• Текст для чтения
☆ ☆ ☆ ☆ ☆

Танюша, родная моя (маа), моя радость, — мне так плохо без тебя и так здесь одиноко, как никогда еще не было. Если бы можно, я сегодня же уехал бы в Москву, к тебе, золотоволосый мой человек. Ты очень-очень любимая — слышишь. Это главное, а все остальное существует толыш при тебе, а без тебя все кажется совсем ненужным, и мертвым, и неинтересным. Вот! И Ленинград какой-то холодный и белесый, несмотря на всю его красоту.
Доехал я хорошо, соседи попались молчаливые. С вокзала в ужасном такси (здесь ходят старые, разбитые, трофейные машины) поехал в «Европейскую», но комната там не была забронирована. Позвонил в студию и узнал, что комнату забронировали в «Астории». С тем же шофером, который не отставал от меня, поехал в «Асторию»* В Ленинграде народ не избалован деньгами, — я дал шоферу на чай 2 рубля, и он был до того потрясен этим, что бегал для меня за папиросами и вообще не выказывал никакого желания расставаться со мной и вызвался ждать около «Астории» хоть час-пол тора, если я еще куда-нибудь с ним поеду.
Комната у меня дорогая (47 руб.), с ванной и прочим, но маленькая. Говорил с Мандельштамом, сейчас (вечером) он ко мне приедет.
Был уже в Доме Пушкина. Шел мимо Адмиралтейства и Главного штаба, а обратно прошел через Зимнюю канавку к Неве — все это очень величественно и грустно, как прекрасный покинутый дом — нетопленный, с заколоченными окнами. И все время кажется, что в этой красоте и в этом великолепии есть какой-то молчаливый упрек и нам, и всему нынешнему поколению. Жалкие, в общем, потомки.
Обедал на Невском, в ресторане, и опять меня поразила нищета ленинградцев. Почти все берут только одно второе, а у моего соседа — пожилого интеллигента вполне профессорского вида — не хватило 30 копеек, чтобы расплатиться (он ошибся, когда сам подсчитывал по карточке). Я доплатил за него, а он смутился до слез и все сокрушался, что так «слаб в арифметике».
Около «Астории» встретил Михаил Михалыча (Зощенко). Оба очень обрадовались. Долго говорили. Выглядит он неважно, пальто потертое, рваное, но спокоен и горд, как всегда. Рассказал мне, что в Ленинграде живет старик, некий Леман, 140 лет. Он хорошо помнит Пушкина, встречался с ним и был на его похоронах. Обещал меня свести с этим стариком.

☆ ☆ ☆ ☆ ☆

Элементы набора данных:
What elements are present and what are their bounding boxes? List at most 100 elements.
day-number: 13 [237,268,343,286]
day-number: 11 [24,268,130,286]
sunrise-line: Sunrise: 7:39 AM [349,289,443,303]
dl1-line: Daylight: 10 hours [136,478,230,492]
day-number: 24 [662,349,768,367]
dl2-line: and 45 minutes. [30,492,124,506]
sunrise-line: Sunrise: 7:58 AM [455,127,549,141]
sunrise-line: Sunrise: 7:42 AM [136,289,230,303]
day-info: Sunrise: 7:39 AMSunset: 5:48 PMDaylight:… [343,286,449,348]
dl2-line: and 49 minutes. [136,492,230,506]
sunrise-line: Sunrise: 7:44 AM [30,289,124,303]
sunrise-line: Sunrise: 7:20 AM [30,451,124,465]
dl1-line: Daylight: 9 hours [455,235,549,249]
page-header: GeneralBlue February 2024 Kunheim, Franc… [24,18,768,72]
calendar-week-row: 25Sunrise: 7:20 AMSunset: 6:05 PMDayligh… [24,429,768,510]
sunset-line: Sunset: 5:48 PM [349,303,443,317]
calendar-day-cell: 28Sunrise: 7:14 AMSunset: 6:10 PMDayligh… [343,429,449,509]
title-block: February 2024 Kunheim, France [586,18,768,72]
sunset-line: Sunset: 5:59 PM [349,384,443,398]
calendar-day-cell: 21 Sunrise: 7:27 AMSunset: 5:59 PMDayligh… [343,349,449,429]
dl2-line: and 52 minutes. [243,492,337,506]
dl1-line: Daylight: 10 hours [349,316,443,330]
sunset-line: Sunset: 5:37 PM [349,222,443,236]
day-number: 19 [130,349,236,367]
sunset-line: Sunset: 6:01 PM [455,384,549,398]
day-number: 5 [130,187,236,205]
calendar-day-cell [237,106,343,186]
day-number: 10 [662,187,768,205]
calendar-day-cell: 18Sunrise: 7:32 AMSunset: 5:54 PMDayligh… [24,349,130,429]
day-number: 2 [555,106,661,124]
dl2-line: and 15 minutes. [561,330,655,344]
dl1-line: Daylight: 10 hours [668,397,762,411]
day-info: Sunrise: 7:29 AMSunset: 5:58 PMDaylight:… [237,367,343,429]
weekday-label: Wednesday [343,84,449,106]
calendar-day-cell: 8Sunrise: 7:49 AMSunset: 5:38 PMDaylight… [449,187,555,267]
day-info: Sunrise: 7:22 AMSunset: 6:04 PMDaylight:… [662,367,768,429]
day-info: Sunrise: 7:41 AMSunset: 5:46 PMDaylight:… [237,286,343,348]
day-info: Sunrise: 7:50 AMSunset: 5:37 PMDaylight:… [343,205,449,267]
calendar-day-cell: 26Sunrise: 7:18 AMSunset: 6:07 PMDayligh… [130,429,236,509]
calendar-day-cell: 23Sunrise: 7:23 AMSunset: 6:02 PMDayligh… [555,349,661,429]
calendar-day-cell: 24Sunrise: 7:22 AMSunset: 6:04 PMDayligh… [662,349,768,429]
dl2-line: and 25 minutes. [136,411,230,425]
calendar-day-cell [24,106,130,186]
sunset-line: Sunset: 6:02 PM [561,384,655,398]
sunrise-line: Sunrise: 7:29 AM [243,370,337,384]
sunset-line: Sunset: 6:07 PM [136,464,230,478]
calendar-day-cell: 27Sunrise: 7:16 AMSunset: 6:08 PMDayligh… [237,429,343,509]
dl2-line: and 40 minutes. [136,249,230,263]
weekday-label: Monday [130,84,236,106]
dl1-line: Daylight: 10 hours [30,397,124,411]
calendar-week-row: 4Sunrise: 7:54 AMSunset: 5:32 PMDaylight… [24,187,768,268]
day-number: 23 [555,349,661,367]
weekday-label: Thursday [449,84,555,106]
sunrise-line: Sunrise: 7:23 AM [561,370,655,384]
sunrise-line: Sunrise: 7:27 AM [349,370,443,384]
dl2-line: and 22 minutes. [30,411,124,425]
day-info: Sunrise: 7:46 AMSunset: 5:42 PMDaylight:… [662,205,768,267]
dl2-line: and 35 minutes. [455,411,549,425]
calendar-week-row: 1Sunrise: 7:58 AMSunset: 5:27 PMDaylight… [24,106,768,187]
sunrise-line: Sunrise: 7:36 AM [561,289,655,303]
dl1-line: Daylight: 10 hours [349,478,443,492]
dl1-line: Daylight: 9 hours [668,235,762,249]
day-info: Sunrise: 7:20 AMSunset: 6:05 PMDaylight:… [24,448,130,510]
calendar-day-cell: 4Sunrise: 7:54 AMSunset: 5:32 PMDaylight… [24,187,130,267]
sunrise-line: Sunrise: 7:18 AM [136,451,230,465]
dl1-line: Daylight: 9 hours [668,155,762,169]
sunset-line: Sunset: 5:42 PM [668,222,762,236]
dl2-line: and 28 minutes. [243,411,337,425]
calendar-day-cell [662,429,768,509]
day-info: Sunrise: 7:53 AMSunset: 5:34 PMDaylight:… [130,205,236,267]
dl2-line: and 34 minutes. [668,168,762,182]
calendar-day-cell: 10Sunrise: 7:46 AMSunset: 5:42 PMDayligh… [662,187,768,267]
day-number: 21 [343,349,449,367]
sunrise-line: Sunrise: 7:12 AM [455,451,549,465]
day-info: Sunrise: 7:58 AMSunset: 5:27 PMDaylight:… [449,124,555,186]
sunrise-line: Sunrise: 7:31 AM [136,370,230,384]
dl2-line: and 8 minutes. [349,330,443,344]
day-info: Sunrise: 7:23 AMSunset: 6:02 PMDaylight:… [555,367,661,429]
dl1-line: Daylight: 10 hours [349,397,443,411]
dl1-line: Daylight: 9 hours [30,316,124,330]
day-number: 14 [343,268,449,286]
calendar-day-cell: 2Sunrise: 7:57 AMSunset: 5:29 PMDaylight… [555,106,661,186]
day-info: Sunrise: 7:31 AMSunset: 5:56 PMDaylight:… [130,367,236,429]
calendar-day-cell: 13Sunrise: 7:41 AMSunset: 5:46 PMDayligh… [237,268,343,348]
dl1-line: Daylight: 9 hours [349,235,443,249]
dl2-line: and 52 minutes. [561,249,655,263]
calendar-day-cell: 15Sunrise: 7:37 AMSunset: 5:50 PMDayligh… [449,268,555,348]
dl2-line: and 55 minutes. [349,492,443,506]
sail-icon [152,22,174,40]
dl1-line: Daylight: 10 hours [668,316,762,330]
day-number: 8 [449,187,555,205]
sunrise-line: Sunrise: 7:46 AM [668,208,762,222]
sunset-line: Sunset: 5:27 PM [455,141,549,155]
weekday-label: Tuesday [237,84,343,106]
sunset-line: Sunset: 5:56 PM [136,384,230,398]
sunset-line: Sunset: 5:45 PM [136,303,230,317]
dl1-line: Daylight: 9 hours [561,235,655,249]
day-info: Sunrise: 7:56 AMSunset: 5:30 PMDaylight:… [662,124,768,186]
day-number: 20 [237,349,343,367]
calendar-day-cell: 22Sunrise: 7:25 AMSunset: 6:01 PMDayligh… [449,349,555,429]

☆ ☆ ☆ ☆ ☆

• Задания
A: Проверьте, согласуются ли с письмом о поездке в Ленинград утверждения (i), (ii) и (iii). На каждое ответьте «да» или «нет» и дословно процитируйте решающие слова письма.
(i) Комната в «Европейской» была заранее забронирована.
(ii) Номер в «Астории» стоит 47 рублей и имеет ванную.
(iii) Встреча с Зощенко произошла в ресторане на Невском.
B: Назовите всех людей, которые упомянуты в письме о поездке в Ленинград по имени или фамилии.
C: Продолжите письмо о поездке в Ленинград, начав сразу после его последнего предложения.
Записи для работы не понадобятся.

• Результаты упражнения
A:
(i) Нет: «но комната там не была забронирована».
(ii) Да: «Комната у меня дорогая (47 руб.), с ванной и прочим, но маленькая».
(iii) Нет: «Около «Астории» встретил Михаил Михалыча (Зощенко)».

B: Танюша, Мандельштам, Пушкин, Михаил Михалыч Зощенко, Леман.

C:
Здесь, в «Астории», из москвичей только Мариетта Шагинян и множество престарелых, но весьма бодрых и шумных актеров, должно быть из оперетты.
Соседняя гостиница «Англетер», где умер Есенин, уже переименована в «Ленинградскую», а кафе «Норд» в «Север». Как уцелела «Астория» — непонятно.
Денег мне пока что еще не дали. Д. б., дадут завтра…
Спасибо тебе за прянички и за все, все — ты мой милый и заботливый Танок!
Завтра иду в «Эрмитаж» к Орбели.
Береги себя и еще одно существо — наше общее. Целую тебя, лапушка. Поцелуй Галку и маму.
Костъка.
Ленинградцы не замечают, что Ленинград — морской город. На Неве — прекрасный морской воздух, а вдали видны в тумане мачты огромного океанского парусника.
Погода ясная, прохладная. Сухо. Я совершенно здоров. И очень нежно тебя целую, золотые височки.
25 марта 1950 г. Ленинград
Танюшая, только что получил твою телеграмму. Спасибо. (Я получил ее через 40 минут после того, как ты ее отправила.)
Был сегодня в Эрмитаже и в Пушкинском доме Академии наук. Оба эти посещения носили несколько триумфальный характер, но все же посмотрел много интересного. Был в стальной комнате, где хранятся все рукописи Пушкина. Держал их в руках и читал («Медного всадника» и «Цыган»). Показывали мне рукописи Лермонтова, Державина, Гоголя.
Завтра утром поеду в Царское Село.
Студия, конечно, подводит с деньгами. Все оформлено, но денег нет, и когда будут — неизвестно. А я заплатил вперед за комнату за 4 дня и остался со ста рублями. Поэтому послал тебе телеграмму — очень досадно, это разобьет твои планы. Но ничего не поделаешь.
Ленинград, конечно, изумителен.
Целую очень, очень, свою Таньку.
Котя.
26 марта 1950 г. Ленинград
Танюша, родная моя, — все-таки решился и послал тебе телеграмму о деньгах. У меня осталось 80 рублей, а киношники что-то тянут.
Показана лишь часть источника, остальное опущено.